EXERCISE REQUIREMENTS: Omit the images, then output each of the records below exactly.

Dataset excerpt
§

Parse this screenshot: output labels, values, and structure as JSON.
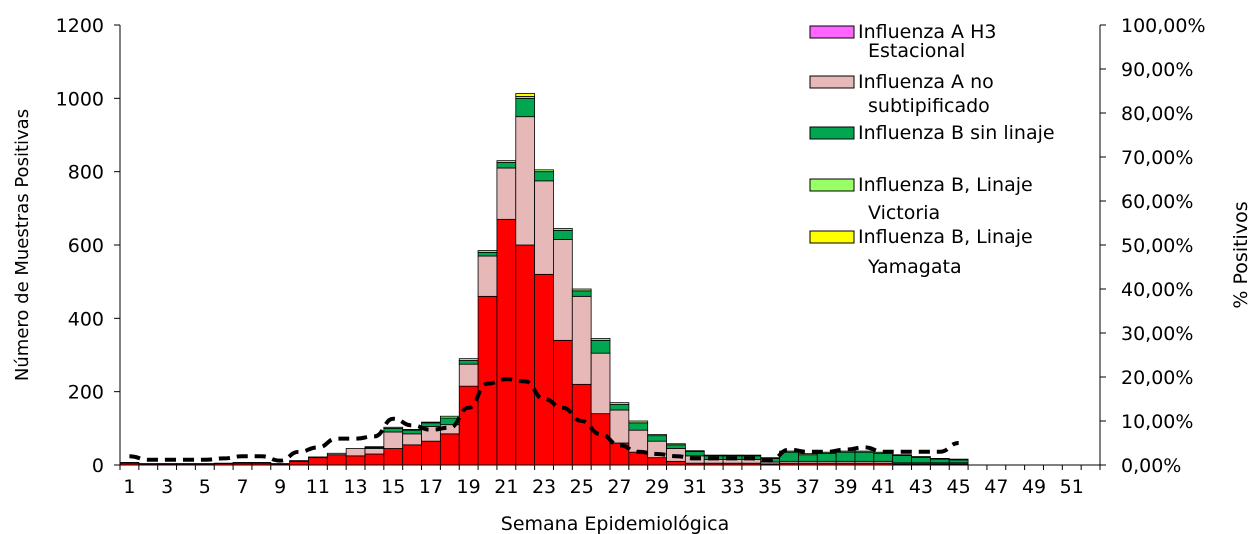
{
  "chart_data": {
    "type": "bar",
    "stacked": true,
    "xlabel": "Semana Epidemiológica",
    "ylabel": "Número de Muestras Positivas",
    "y2label": "% Positivos",
    "ylim": [
      0,
      1200
    ],
    "yticks": [
      "0",
      "200",
      "400",
      "600",
      "800",
      "1000",
      "1200"
    ],
    "y2lim": [
      0,
      100
    ],
    "y2ticks": [
      "0,00%",
      "10,00%",
      "20,00%",
      "30,00%",
      "40,00%",
      "50,00%",
      "60,00%",
      "70,00%",
      "80,00%",
      "90,00%",
      "100,00%"
    ],
    "categories": [
      1,
      2,
      3,
      4,
      5,
      6,
      7,
      8,
      9,
      10,
      11,
      12,
      13,
      14,
      15,
      16,
      17,
      18,
      19,
      20,
      21,
      22,
      23,
      24,
      25,
      26,
      27,
      28,
      29,
      30,
      31,
      32,
      33,
      34,
      35,
      36,
      37,
      38,
      39,
      40,
      41,
      42,
      43,
      44,
      45,
      46,
      47,
      48,
      49,
      50,
      51,
      52
    ],
    "xtick_labels": [
      "1",
      "3",
      "5",
      "7",
      "9",
      "11",
      "13",
      "15",
      "17",
      "19",
      "21",
      "23",
      "25",
      "27",
      "29",
      "31",
      "33",
      "35",
      "37",
      "39",
      "41",
      "43",
      "45",
      "47",
      "49",
      "51"
    ],
    "grid": false,
    "legend_position": "top-right",
    "series": [
      {
        "name": "",
        "color": "#ff0000",
        "values": [
          5,
          3,
          3,
          3,
          3,
          4,
          5,
          5,
          3,
          10,
          20,
          28,
          25,
          30,
          45,
          55,
          65,
          85,
          215,
          460,
          670,
          600,
          520,
          340,
          220,
          140,
          60,
          35,
          20,
          10,
          5,
          5,
          5,
          5,
          3,
          5,
          5,
          5,
          5,
          5,
          5,
          3,
          3,
          3,
          3,
          0,
          0,
          0,
          0,
          0,
          0,
          0
        ]
      },
      {
        "name": "Influenza A H3 Estacional",
        "color": "#ff66ff",
        "values": [
          0,
          0,
          0,
          0,
          0,
          0,
          0,
          0,
          0,
          0,
          0,
          0,
          0,
          0,
          0,
          0,
          0,
          0,
          0,
          0,
          0,
          0,
          0,
          0,
          0,
          0,
          0,
          0,
          0,
          0,
          0,
          0,
          0,
          0,
          0,
          0,
          0,
          0,
          0,
          0,
          0,
          0,
          0,
          0,
          0,
          0,
          0,
          0,
          0,
          0,
          0,
          0
        ]
      },
      {
        "name": "Influenza A no subtipificado",
        "color": "#e6b8b8",
        "values": [
          2,
          1,
          1,
          1,
          1,
          1,
          2,
          2,
          1,
          2,
          2,
          4,
          20,
          15,
          45,
          30,
          40,
          25,
          60,
          110,
          140,
          350,
          255,
          275,
          240,
          165,
          90,
          60,
          45,
          35,
          20,
          10,
          10,
          10,
          5,
          5,
          5,
          5,
          5,
          5,
          5,
          3,
          3,
          3,
          3,
          0,
          0,
          0,
          0,
          0,
          0,
          0
        ]
      },
      {
        "name": "Influenza B sin linaje",
        "color": "#00a650",
        "values": [
          0,
          0,
          0,
          0,
          0,
          0,
          0,
          0,
          0,
          0,
          0,
          0,
          0,
          3,
          10,
          10,
          10,
          18,
          10,
          10,
          15,
          50,
          25,
          25,
          15,
          35,
          15,
          20,
          15,
          10,
          12,
          10,
          10,
          10,
          10,
          25,
          18,
          22,
          25,
          25,
          22,
          20,
          15,
          10,
          8,
          0,
          0,
          0,
          0,
          0,
          0,
          0
        ]
      },
      {
        "name": "Influenza B, Linaje Victoria",
        "color": "#99ff66",
        "values": [
          0,
          0,
          0,
          0,
          0,
          0,
          0,
          0,
          0,
          0,
          0,
          0,
          0,
          2,
          3,
          2,
          2,
          5,
          5,
          5,
          5,
          5,
          5,
          5,
          5,
          5,
          5,
          5,
          3,
          3,
          2,
          2,
          2,
          2,
          2,
          3,
          3,
          3,
          3,
          3,
          3,
          2,
          2,
          2,
          2,
          0,
          0,
          0,
          0,
          0,
          0,
          0
        ]
      },
      {
        "name": "Influenza B, Linaje Yamagata",
        "color": "#ffff00",
        "values": [
          0,
          0,
          0,
          0,
          0,
          0,
          0,
          0,
          0,
          0,
          0,
          0,
          0,
          0,
          0,
          0,
          0,
          0,
          0,
          0,
          0,
          8,
          0,
          0,
          0,
          0,
          0,
          0,
          0,
          0,
          0,
          0,
          0,
          0,
          0,
          0,
          0,
          0,
          0,
          0,
          0,
          0,
          0,
          0,
          0,
          0,
          0,
          0,
          0,
          0,
          0,
          0
        ]
      }
    ],
    "line": {
      "name": "% Positivos",
      "axis": "right",
      "style": "dashed",
      "color": "#000000",
      "values": [
        2,
        1.2,
        1.2,
        1.2,
        1.2,
        1.5,
        2,
        2,
        1,
        3,
        4,
        6,
        6,
        6.5,
        10.5,
        9,
        8,
        8.5,
        13,
        18.5,
        19.5,
        19,
        15,
        13,
        10,
        7,
        4.5,
        3,
        2.5,
        2,
        1.5,
        1.5,
        1.5,
        1.5,
        1,
        3.5,
        3,
        3,
        3.5,
        4,
        3,
        3,
        3,
        3,
        5
      ]
    }
  }
}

§

FINISHED TASK:
Parse this screenshot: output labels, values, and structure as JSON.
{
  "chart_data": {
    "type": "bar",
    "stacked": true,
    "xlabel": "Semana Epidemiológica",
    "ylabel": "Número de Muestras Positivas",
    "y2label": "% Positivos",
    "ylim": [
      0,
      1200
    ],
    "yticks": [
      "0",
      "200",
      "400",
      "600",
      "800",
      "1000",
      "1200"
    ],
    "y2lim": [
      0,
      100
    ],
    "y2ticks": [
      "0,00%",
      "10,00%",
      "20,00%",
      "30,00%",
      "40,00%",
      "50,00%",
      "60,00%",
      "70,00%",
      "80,00%",
      "90,00%",
      "100,00%"
    ],
    "categories": [
      1,
      2,
      3,
      4,
      5,
      6,
      7,
      8,
      9,
      10,
      11,
      12,
      13,
      14,
      15,
      16,
      17,
      18,
      19,
      20,
      21,
      22,
      23,
      24,
      25,
      26,
      27,
      28,
      29,
      30,
      31,
      32,
      33,
      34,
      35,
      36,
      37,
      38,
      39,
      40,
      41,
      42,
      43,
      44,
      45,
      46,
      47,
      48,
      49,
      50,
      51,
      52
    ],
    "xtick_labels": [
      "1",
      "3",
      "5",
      "7",
      "9",
      "11",
      "13",
      "15",
      "17",
      "19",
      "21",
      "23",
      "25",
      "27",
      "29",
      "31",
      "33",
      "35",
      "37",
      "39",
      "41",
      "43",
      "45",
      "47",
      "49",
      "51"
    ],
    "grid": false,
    "legend_position": "top-right",
    "series": [
      {
        "name": "",
        "color": "#ff0000",
        "values": [
          5,
          3,
          3,
          3,
          3,
          4,
          5,
          5,
          3,
          10,
          20,
          28,
          25,
          30,
          45,
          55,
          65,
          85,
          215,
          460,
          670,
          600,
          520,
          340,
          220,
          140,
          60,
          35,
          20,
          10,
          5,
          5,
          5,
          5,
          3,
          5,
          5,
          5,
          5,
          5,
          5,
          3,
          3,
          3,
          3,
          0,
          0,
          0,
          0,
          0,
          0,
          0
        ]
      },
      {
        "name": "Influenza A H3 Estacional",
        "color": "#ff66ff",
        "values": [
          0,
          0,
          0,
          0,
          0,
          0,
          0,
          0,
          0,
          0,
          0,
          0,
          0,
          0,
          0,
          0,
          0,
          0,
          0,
          0,
          0,
          0,
          0,
          0,
          0,
          0,
          0,
          0,
          0,
          0,
          0,
          0,
          0,
          0,
          0,
          0,
          0,
          0,
          0,
          0,
          0,
          0,
          0,
          0,
          0,
          0,
          0,
          0,
          0,
          0,
          0,
          0
        ]
      },
      {
        "name": "Influenza A no subtipificado",
        "color": "#e6b8b8",
        "values": [
          2,
          1,
          1,
          1,
          1,
          1,
          2,
          2,
          1,
          2,
          2,
          4,
          20,
          15,
          45,
          30,
          40,
          25,
          60,
          110,
          140,
          350,
          255,
          275,
          240,
          165,
          90,
          60,
          45,
          35,
          20,
          10,
          10,
          10,
          5,
          5,
          5,
          5,
          5,
          5,
          5,
          3,
          3,
          3,
          3,
          0,
          0,
          0,
          0,
          0,
          0,
          0
        ]
      },
      {
        "name": "Influenza B sin linaje",
        "color": "#00a650",
        "values": [
          0,
          0,
          0,
          0,
          0,
          0,
          0,
          0,
          0,
          0,
          0,
          0,
          0,
          3,
          10,
          10,
          10,
          18,
          10,
          10,
          15,
          50,
          25,
          25,
          15,
          35,
          15,
          20,
          15,
          10,
          12,
          10,
          10,
          10,
          10,
          25,
          18,
          22,
          25,
          25,
          22,
          20,
          15,
          10,
          8,
          0,
          0,
          0,
          0,
          0,
          0,
          0
        ]
      },
      {
        "name": "Influenza B, Linaje Victoria",
        "color": "#99ff66",
        "values": [
          0,
          0,
          0,
          0,
          0,
          0,
          0,
          0,
          0,
          0,
          0,
          0,
          0,
          2,
          3,
          2,
          2,
          5,
          5,
          5,
          5,
          5,
          5,
          5,
          5,
          5,
          5,
          5,
          3,
          3,
          2,
          2,
          2,
          2,
          2,
          3,
          3,
          3,
          3,
          3,
          3,
          2,
          2,
          2,
          2,
          0,
          0,
          0,
          0,
          0,
          0,
          0
        ]
      },
      {
        "name": "Influenza B, Linaje Yamagata",
        "color": "#ffff00",
        "values": [
          0,
          0,
          0,
          0,
          0,
          0,
          0,
          0,
          0,
          0,
          0,
          0,
          0,
          0,
          0,
          0,
          0,
          0,
          0,
          0,
          0,
          8,
          0,
          0,
          0,
          0,
          0,
          0,
          0,
          0,
          0,
          0,
          0,
          0,
          0,
          0,
          0,
          0,
          0,
          0,
          0,
          0,
          0,
          0,
          0,
          0,
          0,
          0,
          0,
          0,
          0,
          0
        ]
      }
    ],
    "line": {
      "name": "% Positivos",
      "axis": "right",
      "style": "dashed",
      "color": "#000000",
      "values": [
        2,
        1.2,
        1.2,
        1.2,
        1.2,
        1.5,
        2,
        2,
        1,
        3,
        4,
        6,
        6,
        6.5,
        10.5,
        9,
        8,
        8.5,
        13,
        18.5,
        19.5,
        19,
        15,
        13,
        10,
        7,
        4.5,
        3,
        2.5,
        2,
        1.5,
        1.5,
        1.5,
        1.5,
        1,
        3.5,
        3,
        3,
        3.5,
        4,
        3,
        3,
        3,
        3,
        5
      ]
    }
  }
}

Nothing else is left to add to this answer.